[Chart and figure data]
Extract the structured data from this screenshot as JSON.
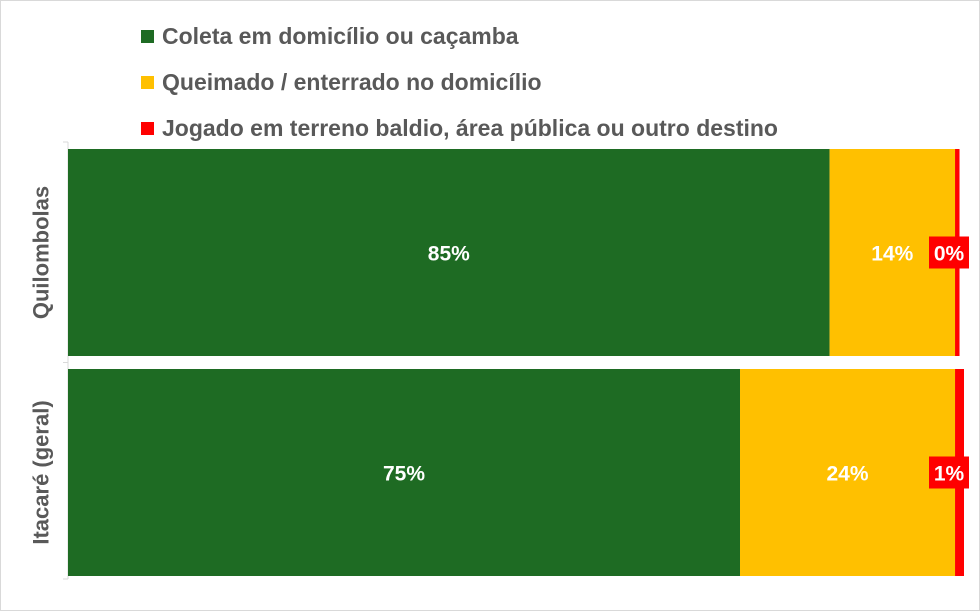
{
  "chart_data": {
    "type": "bar",
    "orientation": "horizontal",
    "stacked": "percent",
    "categories": [
      "Quilombolas",
      "Itacaré (geral)"
    ],
    "series": [
      {
        "name": "Coleta em domicílio ou caçamba",
        "color": "#1e6b23",
        "values": [
          85,
          75
        ],
        "labels": [
          "85%",
          "75%"
        ]
      },
      {
        "name": "Queimado / enterrado no domicílio",
        "color": "#ffc000",
        "values": [
          14,
          24
        ],
        "labels": [
          "14%",
          "24%"
        ]
      },
      {
        "name": "Jogado em terreno baldio, área pública ou outro destino",
        "color": "#ff0000",
        "values": [
          0.5,
          1
        ],
        "labels": [
          "0%",
          "1%"
        ]
      }
    ],
    "xlim": [
      0,
      100
    ],
    "grid": false,
    "legend_position": "top"
  }
}
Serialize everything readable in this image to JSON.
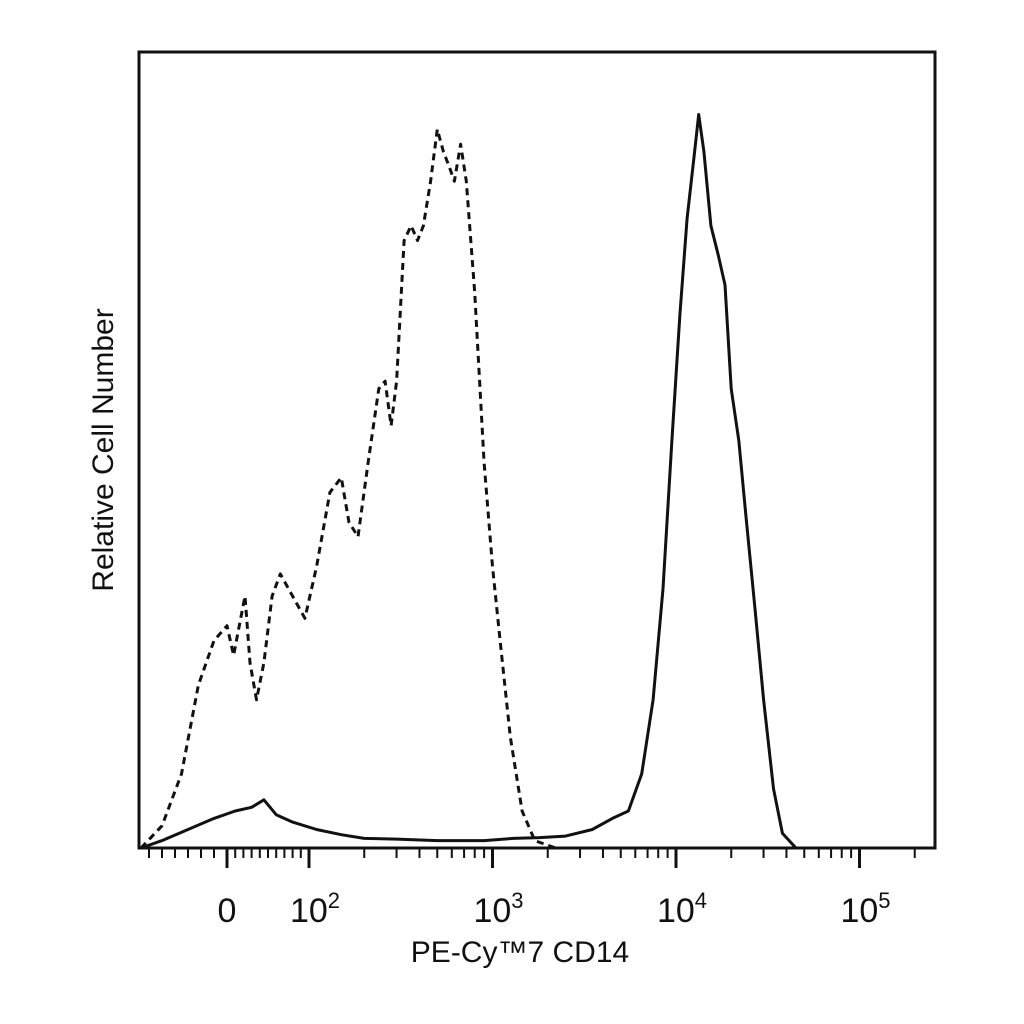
{
  "chart_data": {
    "type": "line",
    "title": "",
    "xlabel": "PE-Cy™7 CD14",
    "ylabel": "Relative Cell Number",
    "x_scale": "biexponential",
    "xlim": [
      -100,
      200000
    ],
    "ylim": [
      0,
      1
    ],
    "grid": false,
    "legend": "none",
    "major_ticks": [
      {
        "value": 0,
        "label": "0",
        "base": "",
        "exp": ""
      },
      {
        "value": 100,
        "label": "10^2",
        "base": "10",
        "exp": "2"
      },
      {
        "value": 1000,
        "label": "10^3",
        "base": "10",
        "exp": "3"
      },
      {
        "value": 10000,
        "label": "10^4",
        "base": "10",
        "exp": "4"
      },
      {
        "value": 100000,
        "label": "10^5",
        "base": "10",
        "exp": "5"
      }
    ],
    "series": [
      {
        "style": "dashed",
        "color": "#111111",
        "points": [
          [
            -70,
            0.0
          ],
          [
            -50,
            0.03
          ],
          [
            -35,
            0.1
          ],
          [
            -22,
            0.22
          ],
          [
            -10,
            0.28
          ],
          [
            0,
            0.3
          ],
          [
            8,
            0.26
          ],
          [
            15,
            0.3
          ],
          [
            22,
            0.34
          ],
          [
            28,
            0.25
          ],
          [
            36,
            0.2
          ],
          [
            45,
            0.25
          ],
          [
            55,
            0.34
          ],
          [
            65,
            0.37
          ],
          [
            75,
            0.35
          ],
          [
            85,
            0.33
          ],
          [
            95,
            0.31
          ],
          [
            110,
            0.38
          ],
          [
            130,
            0.48
          ],
          [
            150,
            0.5
          ],
          [
            165,
            0.44
          ],
          [
            185,
            0.42
          ],
          [
            210,
            0.52
          ],
          [
            240,
            0.62
          ],
          [
            260,
            0.63
          ],
          [
            280,
            0.57
          ],
          [
            300,
            0.63
          ],
          [
            330,
            0.82
          ],
          [
            360,
            0.84
          ],
          [
            390,
            0.82
          ],
          [
            420,
            0.84
          ],
          [
            460,
            0.9
          ],
          [
            500,
            0.97
          ],
          [
            540,
            0.94
          ],
          [
            580,
            0.92
          ],
          [
            620,
            0.9
          ],
          [
            670,
            0.95
          ],
          [
            720,
            0.9
          ],
          [
            800,
            0.75
          ],
          [
            900,
            0.52
          ],
          [
            1000,
            0.38
          ],
          [
            1100,
            0.28
          ],
          [
            1250,
            0.15
          ],
          [
            1450,
            0.05
          ],
          [
            1700,
            0.01
          ],
          [
            2200,
            0.0
          ],
          [
            200000,
            0.0
          ]
        ]
      },
      {
        "style": "solid",
        "color": "#111111",
        "points": [
          [
            -70,
            0.0
          ],
          [
            -50,
            0.01
          ],
          [
            -30,
            0.025
          ],
          [
            -10,
            0.04
          ],
          [
            10,
            0.05
          ],
          [
            30,
            0.055
          ],
          [
            45,
            0.065
          ],
          [
            60,
            0.045
          ],
          [
            80,
            0.035
          ],
          [
            110,
            0.025
          ],
          [
            150,
            0.018
          ],
          [
            200,
            0.013
          ],
          [
            300,
            0.012
          ],
          [
            500,
            0.01
          ],
          [
            900,
            0.01
          ],
          [
            1300,
            0.013
          ],
          [
            1800,
            0.014
          ],
          [
            2500,
            0.016
          ],
          [
            3500,
            0.025
          ],
          [
            4500,
            0.04
          ],
          [
            5500,
            0.05
          ],
          [
            6500,
            0.1
          ],
          [
            7500,
            0.2
          ],
          [
            8500,
            0.35
          ],
          [
            9500,
            0.55
          ],
          [
            10500,
            0.72
          ],
          [
            11500,
            0.85
          ],
          [
            12500,
            0.93
          ],
          [
            13300,
            0.99
          ],
          [
            14200,
            0.94
          ],
          [
            15500,
            0.84
          ],
          [
            17000,
            0.8
          ],
          [
            18500,
            0.76
          ],
          [
            20000,
            0.62
          ],
          [
            22000,
            0.55
          ],
          [
            24000,
            0.45
          ],
          [
            27000,
            0.32
          ],
          [
            30000,
            0.2
          ],
          [
            34000,
            0.08
          ],
          [
            38000,
            0.02
          ],
          [
            45000,
            0.0
          ],
          [
            200000,
            0.0
          ]
        ]
      }
    ]
  }
}
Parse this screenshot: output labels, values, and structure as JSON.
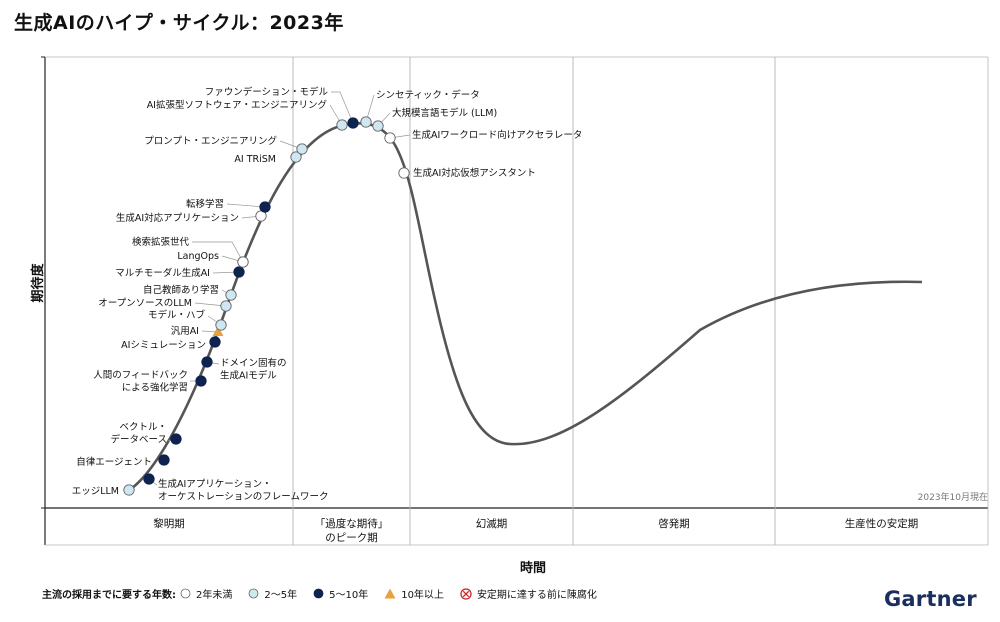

§ **Exercise**
Your copy should hold every record word for word and none of the pictures.

§ **Complete output**
Extract the structured data from this screenshot as JSON.
{
  "chart_data": {
    "type": "bar",
    "orientation": "horizontal",
    "stacked": "percent",
    "categories": [
      "Quilombolas",
      "Itacaré (geral)"
    ],
    "series": [
      {
        "name": "Coleta em domicílio ou caçamba",
        "color": "#1e6b23",
        "values": [
          85,
          75
        ],
        "labels": [
          "85%",
          "75%"
        ]
      },
      {
        "name": "Queimado / enterrado no domicílio",
        "color": "#ffc000",
        "values": [
          14,
          24
        ],
        "labels": [
          "14%",
          "24%"
        ]
      },
      {
        "name": "Jogado em terreno baldio, área pública ou outro destino",
        "color": "#ff0000",
        "values": [
          0.5,
          1
        ],
        "labels": [
          "0%",
          "1%"
        ]
      }
    ],
    "xlim": [
      0,
      100
    ],
    "grid": false,
    "legend_position": "top"
  }
}
Serialize everything readable in this image to JSON.
{
  "chart_data": {
    "type": "line",
    "title": "",
    "xlabel": "PE-Cy™7 CD14",
    "ylabel": "Relative Cell Number",
    "x_scale": "biexponential",
    "xlim": [
      -100,
      200000
    ],
    "ylim": [
      0,
      1
    ],
    "grid": false,
    "legend": "none",
    "major_ticks": [
      {
        "value": 0,
        "label": "0",
        "base": "",
        "exp": ""
      },
      {
        "value": 100,
        "label": "10^2",
        "base": "10",
        "exp": "2"
      },
      {
        "value": 1000,
        "label": "10^3",
        "base": "10",
        "exp": "3"
      },
      {
        "value": 10000,
        "label": "10^4",
        "base": "10",
        "exp": "4"
      },
      {
        "value": 100000,
        "label": "10^5",
        "base": "10",
        "exp": "5"
      }
    ],
    "series": [
      {
        "style": "dashed",
        "color": "#111111",
        "points": [
          [
            -70,
            0.0
          ],
          [
            -50,
            0.03
          ],
          [
            -35,
            0.1
          ],
          [
            -22,
            0.22
          ],
          [
            -10,
            0.28
          ],
          [
            0,
            0.3
          ],
          [
            8,
            0.26
          ],
          [
            15,
            0.3
          ],
          [
            22,
            0.34
          ],
          [
            28,
            0.25
          ],
          [
            36,
            0.2
          ],
          [
            45,
            0.25
          ],
          [
            55,
            0.34
          ],
          [
            65,
            0.37
          ],
          [
            75,
            0.35
          ],
          [
            85,
            0.33
          ],
          [
            95,
            0.31
          ],
          [
            110,
            0.38
          ],
          [
            130,
            0.48
          ],
          [
            150,
            0.5
          ],
          [
            165,
            0.44
          ],
          [
            185,
            0.42
          ],
          [
            210,
            0.52
          ],
          [
            240,
            0.62
          ],
          [
            260,
            0.63
          ],
          [
            280,
            0.57
          ],
          [
            300,
            0.63
          ],
          [
            330,
            0.82
          ],
          [
            360,
            0.84
          ],
          [
            390,
            0.82
          ],
          [
            420,
            0.84
          ],
          [
            460,
            0.9
          ],
          [
            500,
            0.97
          ],
          [
            540,
            0.94
          ],
          [
            580,
            0.92
          ],
          [
            620,
            0.9
          ],
          [
            670,
            0.95
          ],
          [
            720,
            0.9
          ],
          [
            800,
            0.75
          ],
          [
            900,
            0.52
          ],
          [
            1000,
            0.38
          ],
          [
            1100,
            0.28
          ],
          [
            1250,
            0.15
          ],
          [
            1450,
            0.05
          ],
          [
            1700,
            0.01
          ],
          [
            2200,
            0.0
          ],
          [
            200000,
            0.0
          ]
        ]
      },
      {
        "style": "solid",
        "color": "#111111",
        "points": [
          [
            -70,
            0.0
          ],
          [
            -50,
            0.01
          ],
          [
            -30,
            0.025
          ],
          [
            -10,
            0.04
          ],
          [
            10,
            0.05
          ],
          [
            30,
            0.055
          ],
          [
            45,
            0.065
          ],
          [
            60,
            0.045
          ],
          [
            80,
            0.035
          ],
          [
            110,
            0.025
          ],
          [
            150,
            0.018
          ],
          [
            200,
            0.013
          ],
          [
            300,
            0.012
          ],
          [
            500,
            0.01
          ],
          [
            900,
            0.01
          ],
          [
            1300,
            0.013
          ],
          [
            1800,
            0.014
          ],
          [
            2500,
            0.016
          ],
          [
            3500,
            0.025
          ],
          [
            4500,
            0.04
          ],
          [
            5500,
            0.05
          ],
          [
            6500,
            0.1
          ],
          [
            7500,
            0.2
          ],
          [
            8500,
            0.35
          ],
          [
            9500,
            0.55
          ],
          [
            10500,
            0.72
          ],
          [
            11500,
            0.85
          ],
          [
            12500,
            0.93
          ],
          [
            13300,
            0.99
          ],
          [
            14200,
            0.94
          ],
          [
            15500,
            0.84
          ],
          [
            17000,
            0.8
          ],
          [
            18500,
            0.76
          ],
          [
            20000,
            0.62
          ],
          [
            22000,
            0.55
          ],
          [
            24000,
            0.45
          ],
          [
            27000,
            0.32
          ],
          [
            30000,
            0.2
          ],
          [
            34000,
            0.08
          ],
          [
            38000,
            0.02
          ],
          [
            45000,
            0.0
          ],
          [
            200000,
            0.0
          ]
        ]
      }
    ]
  }
}
Parse this screenshot: output labels, values, and structure as JSON.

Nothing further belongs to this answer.